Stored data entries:
=====

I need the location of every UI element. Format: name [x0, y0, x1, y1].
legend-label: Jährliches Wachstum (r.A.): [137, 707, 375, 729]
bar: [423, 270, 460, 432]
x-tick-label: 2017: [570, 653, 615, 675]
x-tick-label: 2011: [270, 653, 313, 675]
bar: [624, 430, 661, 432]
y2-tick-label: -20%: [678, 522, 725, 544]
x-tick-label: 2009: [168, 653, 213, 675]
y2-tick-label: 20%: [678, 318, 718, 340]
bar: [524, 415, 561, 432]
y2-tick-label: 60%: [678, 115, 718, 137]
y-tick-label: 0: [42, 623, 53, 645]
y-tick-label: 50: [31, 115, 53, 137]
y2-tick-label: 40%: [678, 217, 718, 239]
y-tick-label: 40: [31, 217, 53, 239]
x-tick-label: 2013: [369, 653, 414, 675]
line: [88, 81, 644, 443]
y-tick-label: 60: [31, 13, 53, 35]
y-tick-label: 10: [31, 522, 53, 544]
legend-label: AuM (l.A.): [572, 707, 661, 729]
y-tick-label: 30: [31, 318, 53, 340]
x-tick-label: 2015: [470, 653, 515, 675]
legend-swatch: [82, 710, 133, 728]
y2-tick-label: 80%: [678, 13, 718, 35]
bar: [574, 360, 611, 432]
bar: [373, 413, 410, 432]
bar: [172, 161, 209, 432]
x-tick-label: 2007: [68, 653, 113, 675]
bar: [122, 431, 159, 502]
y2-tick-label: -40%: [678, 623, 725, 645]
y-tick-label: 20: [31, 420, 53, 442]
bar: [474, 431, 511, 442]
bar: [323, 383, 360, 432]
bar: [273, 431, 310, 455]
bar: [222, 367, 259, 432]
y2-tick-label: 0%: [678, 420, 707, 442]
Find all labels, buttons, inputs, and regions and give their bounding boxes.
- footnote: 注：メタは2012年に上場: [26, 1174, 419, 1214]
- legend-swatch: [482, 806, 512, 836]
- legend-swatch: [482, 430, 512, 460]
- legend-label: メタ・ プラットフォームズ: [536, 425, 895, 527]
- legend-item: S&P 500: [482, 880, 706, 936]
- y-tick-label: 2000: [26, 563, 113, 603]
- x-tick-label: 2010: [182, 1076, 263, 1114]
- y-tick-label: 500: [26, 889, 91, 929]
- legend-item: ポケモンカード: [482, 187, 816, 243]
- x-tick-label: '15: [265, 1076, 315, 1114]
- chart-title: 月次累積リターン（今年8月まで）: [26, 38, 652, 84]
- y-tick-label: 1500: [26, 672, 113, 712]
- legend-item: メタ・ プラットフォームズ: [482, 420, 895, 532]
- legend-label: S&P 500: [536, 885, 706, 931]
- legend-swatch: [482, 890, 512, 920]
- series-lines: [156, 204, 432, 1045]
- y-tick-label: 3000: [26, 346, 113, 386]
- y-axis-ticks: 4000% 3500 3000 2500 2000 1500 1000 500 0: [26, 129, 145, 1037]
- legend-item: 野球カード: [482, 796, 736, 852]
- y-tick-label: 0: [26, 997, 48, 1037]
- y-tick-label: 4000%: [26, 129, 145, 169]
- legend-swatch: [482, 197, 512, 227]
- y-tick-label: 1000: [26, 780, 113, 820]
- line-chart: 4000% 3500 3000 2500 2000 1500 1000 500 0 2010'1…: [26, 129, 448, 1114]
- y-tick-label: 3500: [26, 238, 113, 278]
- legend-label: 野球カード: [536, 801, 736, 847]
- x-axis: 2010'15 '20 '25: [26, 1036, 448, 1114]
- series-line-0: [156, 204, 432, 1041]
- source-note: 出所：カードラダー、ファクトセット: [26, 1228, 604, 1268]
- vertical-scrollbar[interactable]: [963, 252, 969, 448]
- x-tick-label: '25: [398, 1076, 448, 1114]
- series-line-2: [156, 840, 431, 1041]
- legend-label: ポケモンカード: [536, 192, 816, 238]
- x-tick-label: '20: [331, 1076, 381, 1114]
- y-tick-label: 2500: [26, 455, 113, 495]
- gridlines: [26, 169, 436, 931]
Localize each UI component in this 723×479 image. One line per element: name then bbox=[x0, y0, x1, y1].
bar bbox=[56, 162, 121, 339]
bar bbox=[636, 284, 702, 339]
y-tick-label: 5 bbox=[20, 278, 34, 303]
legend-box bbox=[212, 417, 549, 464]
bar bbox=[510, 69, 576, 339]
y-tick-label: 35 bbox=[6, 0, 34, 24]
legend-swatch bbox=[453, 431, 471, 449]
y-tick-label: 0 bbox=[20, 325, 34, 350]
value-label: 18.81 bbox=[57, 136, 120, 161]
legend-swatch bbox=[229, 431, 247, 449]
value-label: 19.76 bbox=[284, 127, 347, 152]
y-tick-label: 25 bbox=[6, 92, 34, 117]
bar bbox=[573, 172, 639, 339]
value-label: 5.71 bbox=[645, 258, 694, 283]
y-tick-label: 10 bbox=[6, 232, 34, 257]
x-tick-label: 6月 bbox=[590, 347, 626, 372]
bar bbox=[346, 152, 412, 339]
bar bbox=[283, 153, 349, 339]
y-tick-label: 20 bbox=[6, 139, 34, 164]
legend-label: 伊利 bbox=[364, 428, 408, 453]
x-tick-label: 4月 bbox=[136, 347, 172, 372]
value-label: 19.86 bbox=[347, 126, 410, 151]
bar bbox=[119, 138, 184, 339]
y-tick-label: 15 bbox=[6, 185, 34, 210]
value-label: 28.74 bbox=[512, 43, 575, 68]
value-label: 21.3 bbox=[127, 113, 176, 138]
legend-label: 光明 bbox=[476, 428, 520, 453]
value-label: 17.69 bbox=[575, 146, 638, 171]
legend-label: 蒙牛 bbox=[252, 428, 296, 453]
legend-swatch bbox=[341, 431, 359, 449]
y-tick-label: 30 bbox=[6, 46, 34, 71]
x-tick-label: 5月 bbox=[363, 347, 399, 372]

=====

→ Job
Pull out every line from the first one through the line containing "x-tick-label: 2015: [470, 653, 515, 675]", both included, and reproduce them verbatim.

→ Full output
I need the location of every UI element. Format: name [x0, y0, x1, y1].
legend-label: Jährliches Wachstum (r.A.): [137, 707, 375, 729]
bar: [423, 270, 460, 432]
x-tick-label: 2017: [570, 653, 615, 675]
x-tick-label: 2011: [270, 653, 313, 675]
bar: [624, 430, 661, 432]
y2-tick-label: -20%: [678, 522, 725, 544]
x-tick-label: 2009: [168, 653, 213, 675]
y2-tick-label: 20%: [678, 318, 718, 340]
bar: [524, 415, 561, 432]
y2-tick-label: 60%: [678, 115, 718, 137]
y-tick-label: 0: [42, 623, 53, 645]
y-tick-label: 50: [31, 115, 53, 137]
y2-tick-label: 40%: [678, 217, 718, 239]
y-tick-label: 40: [31, 217, 53, 239]
x-tick-label: 2013: [369, 653, 414, 675]
line: [88, 81, 644, 443]
y-tick-label: 60: [31, 13, 53, 35]
y-tick-label: 10: [31, 522, 53, 544]
legend-label: AuM (l.A.): [572, 707, 661, 729]
y-tick-label: 30: [31, 318, 53, 340]
x-tick-label: 2015: [470, 653, 515, 675]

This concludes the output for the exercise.